(Excerpts from a figure dataset)
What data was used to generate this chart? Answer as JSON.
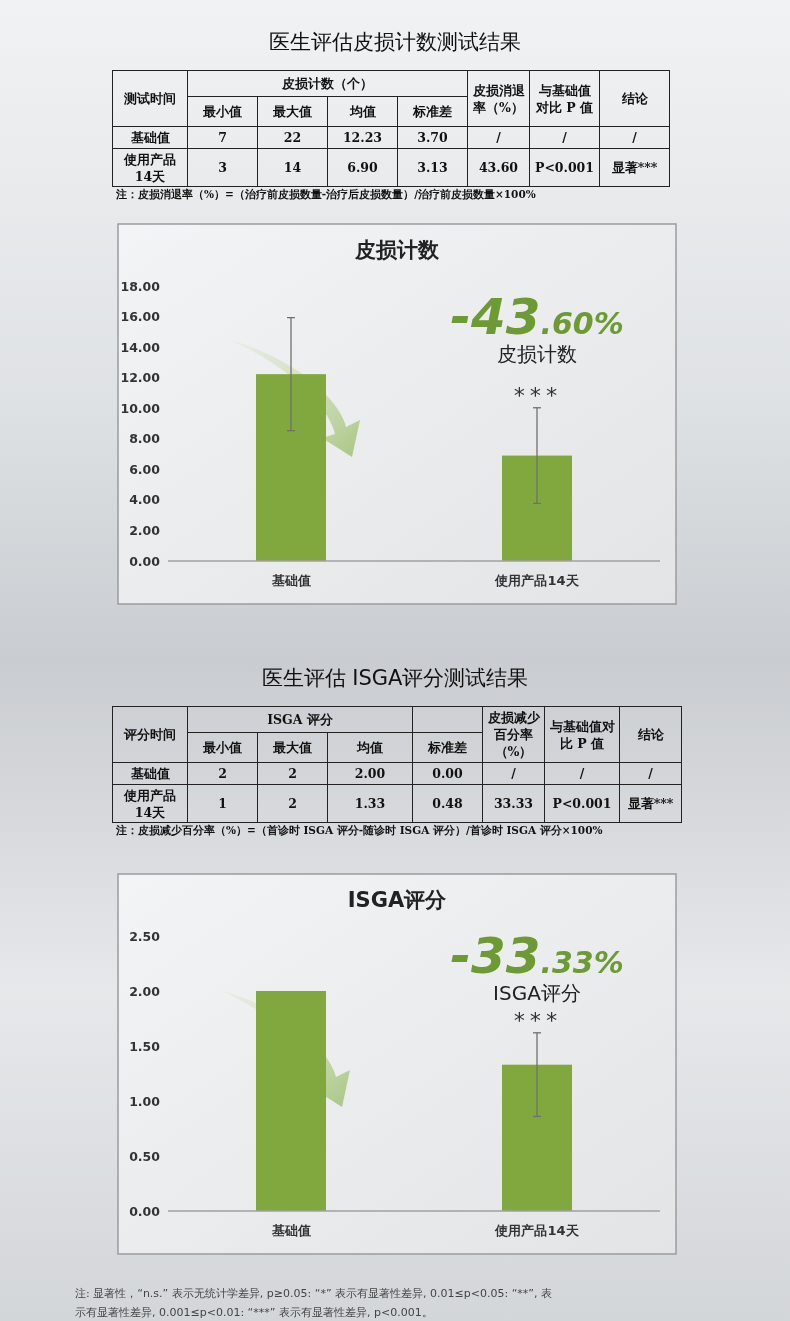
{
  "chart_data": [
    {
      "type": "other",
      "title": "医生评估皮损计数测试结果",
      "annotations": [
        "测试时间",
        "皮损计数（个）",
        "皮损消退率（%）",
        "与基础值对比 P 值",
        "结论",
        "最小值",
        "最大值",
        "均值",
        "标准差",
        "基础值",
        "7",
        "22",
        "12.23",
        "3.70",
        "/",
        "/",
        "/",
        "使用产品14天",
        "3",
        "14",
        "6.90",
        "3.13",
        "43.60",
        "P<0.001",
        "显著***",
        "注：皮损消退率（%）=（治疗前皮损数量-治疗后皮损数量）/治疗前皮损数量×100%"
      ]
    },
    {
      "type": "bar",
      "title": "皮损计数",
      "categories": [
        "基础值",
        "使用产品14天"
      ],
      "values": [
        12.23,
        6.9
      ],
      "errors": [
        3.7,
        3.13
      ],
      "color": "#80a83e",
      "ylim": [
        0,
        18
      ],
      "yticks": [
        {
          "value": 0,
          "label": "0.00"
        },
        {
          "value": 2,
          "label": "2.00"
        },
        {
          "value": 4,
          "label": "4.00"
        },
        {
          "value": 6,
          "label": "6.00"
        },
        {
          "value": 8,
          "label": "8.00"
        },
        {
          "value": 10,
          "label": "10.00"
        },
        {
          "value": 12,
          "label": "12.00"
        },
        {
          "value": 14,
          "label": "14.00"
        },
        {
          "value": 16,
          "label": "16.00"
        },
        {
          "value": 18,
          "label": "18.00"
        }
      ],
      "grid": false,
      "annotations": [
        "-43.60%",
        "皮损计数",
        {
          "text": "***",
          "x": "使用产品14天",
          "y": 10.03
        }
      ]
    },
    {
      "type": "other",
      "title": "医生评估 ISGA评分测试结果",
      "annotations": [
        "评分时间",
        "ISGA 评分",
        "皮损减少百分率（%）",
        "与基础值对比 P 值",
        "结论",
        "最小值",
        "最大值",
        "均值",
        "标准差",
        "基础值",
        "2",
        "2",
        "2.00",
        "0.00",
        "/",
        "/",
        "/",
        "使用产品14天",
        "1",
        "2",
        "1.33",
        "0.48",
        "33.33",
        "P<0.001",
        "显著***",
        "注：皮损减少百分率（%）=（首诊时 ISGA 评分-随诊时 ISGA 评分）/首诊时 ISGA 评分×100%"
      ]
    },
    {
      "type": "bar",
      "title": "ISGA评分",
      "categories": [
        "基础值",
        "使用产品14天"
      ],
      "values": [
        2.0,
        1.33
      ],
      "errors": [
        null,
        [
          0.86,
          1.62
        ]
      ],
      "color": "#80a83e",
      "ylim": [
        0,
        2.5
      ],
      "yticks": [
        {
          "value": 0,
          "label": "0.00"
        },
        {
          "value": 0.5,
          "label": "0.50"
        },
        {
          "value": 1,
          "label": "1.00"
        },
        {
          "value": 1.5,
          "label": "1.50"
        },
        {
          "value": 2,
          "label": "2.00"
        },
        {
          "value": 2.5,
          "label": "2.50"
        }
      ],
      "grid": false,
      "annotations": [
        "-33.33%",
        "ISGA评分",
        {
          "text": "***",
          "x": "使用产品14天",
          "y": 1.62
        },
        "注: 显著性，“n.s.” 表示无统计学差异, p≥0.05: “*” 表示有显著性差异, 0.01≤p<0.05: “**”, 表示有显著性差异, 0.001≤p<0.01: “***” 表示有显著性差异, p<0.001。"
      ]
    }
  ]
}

* * *

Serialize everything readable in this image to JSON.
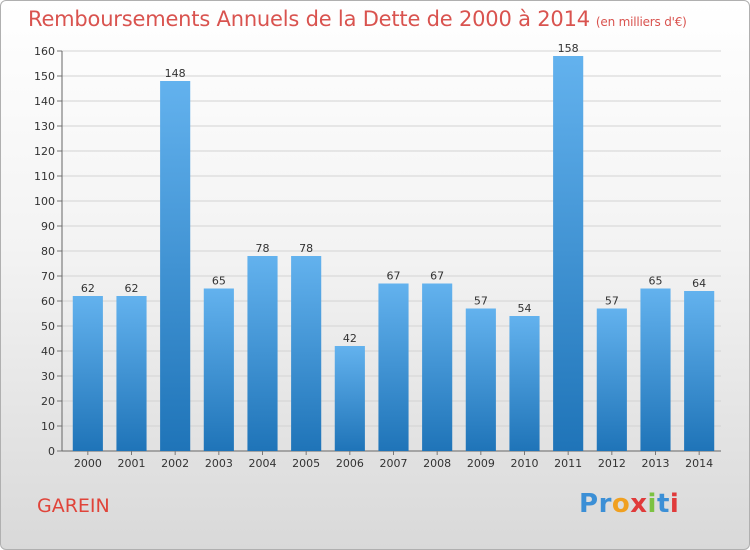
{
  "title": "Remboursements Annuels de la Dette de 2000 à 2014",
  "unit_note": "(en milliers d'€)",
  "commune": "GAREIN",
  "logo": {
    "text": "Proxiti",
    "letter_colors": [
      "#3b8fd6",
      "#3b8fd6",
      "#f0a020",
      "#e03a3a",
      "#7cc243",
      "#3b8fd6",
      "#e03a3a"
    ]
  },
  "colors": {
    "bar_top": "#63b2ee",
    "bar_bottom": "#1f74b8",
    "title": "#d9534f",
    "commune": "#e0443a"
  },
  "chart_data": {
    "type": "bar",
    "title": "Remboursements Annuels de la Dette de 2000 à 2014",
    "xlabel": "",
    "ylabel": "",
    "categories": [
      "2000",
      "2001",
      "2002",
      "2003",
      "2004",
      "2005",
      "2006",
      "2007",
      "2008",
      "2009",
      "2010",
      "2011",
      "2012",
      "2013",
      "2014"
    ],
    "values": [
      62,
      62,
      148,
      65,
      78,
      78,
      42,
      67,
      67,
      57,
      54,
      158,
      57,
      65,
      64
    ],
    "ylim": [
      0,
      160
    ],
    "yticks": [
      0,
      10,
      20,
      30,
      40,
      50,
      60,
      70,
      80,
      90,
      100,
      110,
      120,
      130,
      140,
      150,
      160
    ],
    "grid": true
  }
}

-- Exercise instructions --
List every line from the entries above in which "Annuels" appears.

-- Response to the task --
  "title": "Remboursements Annuels de la Dette de 2000 à 2014",
    "title": "Remboursements Annuels de la Dette de 2000 à 2014",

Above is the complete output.